=== TASK INPUT ===
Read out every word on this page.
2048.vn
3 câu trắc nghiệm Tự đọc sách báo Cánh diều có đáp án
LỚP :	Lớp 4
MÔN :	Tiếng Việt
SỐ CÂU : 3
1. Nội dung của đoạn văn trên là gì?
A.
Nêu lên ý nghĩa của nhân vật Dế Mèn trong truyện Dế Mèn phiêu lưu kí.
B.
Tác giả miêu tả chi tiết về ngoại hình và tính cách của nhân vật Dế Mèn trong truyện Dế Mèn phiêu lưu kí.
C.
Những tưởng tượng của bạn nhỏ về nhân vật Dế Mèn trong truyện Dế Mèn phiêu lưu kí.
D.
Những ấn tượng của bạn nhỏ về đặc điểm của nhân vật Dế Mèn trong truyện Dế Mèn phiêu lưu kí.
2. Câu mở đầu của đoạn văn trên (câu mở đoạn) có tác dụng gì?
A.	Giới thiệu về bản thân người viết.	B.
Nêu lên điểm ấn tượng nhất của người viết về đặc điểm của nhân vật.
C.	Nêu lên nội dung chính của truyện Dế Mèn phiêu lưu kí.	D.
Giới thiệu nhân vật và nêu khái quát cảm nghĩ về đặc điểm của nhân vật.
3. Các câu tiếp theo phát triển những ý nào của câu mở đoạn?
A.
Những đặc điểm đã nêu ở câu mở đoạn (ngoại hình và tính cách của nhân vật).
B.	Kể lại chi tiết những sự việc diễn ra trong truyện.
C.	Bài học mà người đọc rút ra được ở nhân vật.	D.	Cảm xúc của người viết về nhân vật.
===
§ STATED EXERCISE
In the listing above, find the lines holding the word "viết" and copy them.

§ TASK RESPONSE
A.	Giới thiệu về bản thân người viết.	B.
Nêu lên điểm ấn tượng nhất của người viết về đặc điểm của nhân vật.
C.	Bài học mà người đọc rút ra được ở nhân vật.	D.	Cảm xúc của người viết về nhân vật.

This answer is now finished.